TRECHO SELECIONADO:

· · · ·

1.21.2009

A viagem do elefante

A maioria dos relatos de viagem, indiferente de quem seja o protagonista, podem seguir dois diferentes caminhos: surpreender ou, e esse é mais trágico e triste, se tornarem “chatos” pelo simples fato de não nos aproximarem dos locais mencionados, como se fossem criados mundos paralelos. Quando essa viagem tem um elefante, bom, daí a história muda um pouco os seus rumos e o “surpreendente” está garantido. Por falar em histórias, quem de vocês leitores conhece o arquiduque Maximiliano da Áustria? Nunca ouviu falar? Então, preste atenção nesse breve comentário, que segue após a leitura de uma “boa história”, carregada de detalhes e peculiaridades, característica de um surpreendente romance, ou conto, como preferir.
Voltando à nossa pergunta, ou melhor à resposta, Maximiliano II é arquiduque da Áustria, recém casado com a filha do imperador Carlos V. A (grande) história desse arquiduque (lembrada e registrada) se passa no século XVI, com início na cidade de Lisboa, em Portugal, quando Dom João III e sua mulher, Catarina d’Áustria, decidiram dar o pobre Salomão (um elefante) a um “compadre”. Salomão havia despertado ínfima curiosidade na sua chegada a Portugal, mas ao longo dos anos caía no esquecimento ao lado de Subhro, o cornaca.

· · · ·

INFORMAÇÕES FORNECIDAS:
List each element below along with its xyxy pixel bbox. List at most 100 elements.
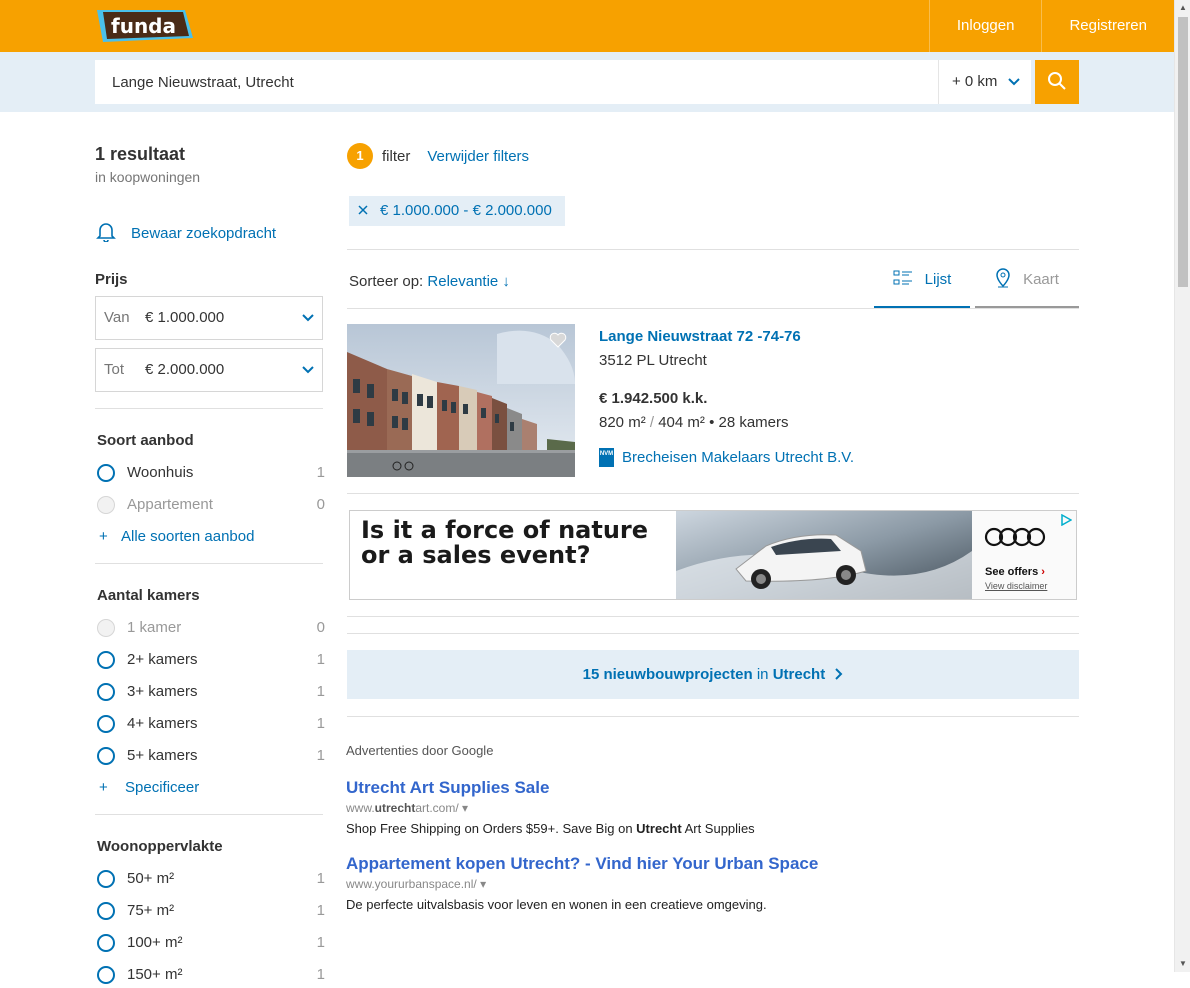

· · · ·

DESAFIO 1: Reproduza a parte do trecho sobre a viagem do elefante que começa em "Voltando à nossa" e termina em "Subhro, o cornaca.", trocando "Salomão" por "Solimão".
DESAFIO 2: Responda se cada afirmação concorda com o trecho sobre a viagem do elefante, usando sim ou não e citando as palavras dele que decidem a questão: (a) Maximiliano II é casado com a filha do imperador Carlos V; (b) a história do arquiduque se passa no século XVIII; (c) Subhro é o cornaca.
DESAFIO 3: Reescreva de forma mais curta o parágrafo do trecho sobre a viagem do elefante que começa com "Voltando à nossa pergunta", mantendo os fatos principais.
Não é preciso consultar o material para fazer nada aqui.

RESPOSTA ESCRITA 1:
Voltando à nossa pergunta, ou melhor à resposta, Maximiliano II é arquiduque da Áustria, recém casado com a filha do imperador Carlos V. A (grande) história desse arquiduque (lembrada e registrada) se passa no século XVI, com início na cidade de Lisboa, em Portugal, quando Dom João III e sua mulher, Catarina d’Áustria, decidiram dar o pobre Solimão (um elefante) a um “compadre”. Solimão havia despertado ínfima curiosidade na sua chegada a Portugal, mas ao longo dos anos caía no esquecimento ao lado de Subhro, o cornaca.

RESPOSTA ESCRITA 2:
(a) Sim: "recém casado com a filha do imperador Carlos V".
(b) Não: "se passa no século XVI".
(c) Sim: "ao lado de Subhro, o cornaca".

RESPOSTA ESCRITA 3: Maximiliano II é arquiduque da Áustria e se casou há pouco com a filha do imperador Carlos V. Sua história se passa no século XVI e começa em Lisboa. Ali Dom João III e sua mulher, Catarina d'Áustria, decidiram dar o elefante Salomão a um "compadre". Salomão despertou pouquíssima curiosidade ao chegar a Portugal. Com os anos, caiu no esquecimento ao lado de Subhro, o cornaca.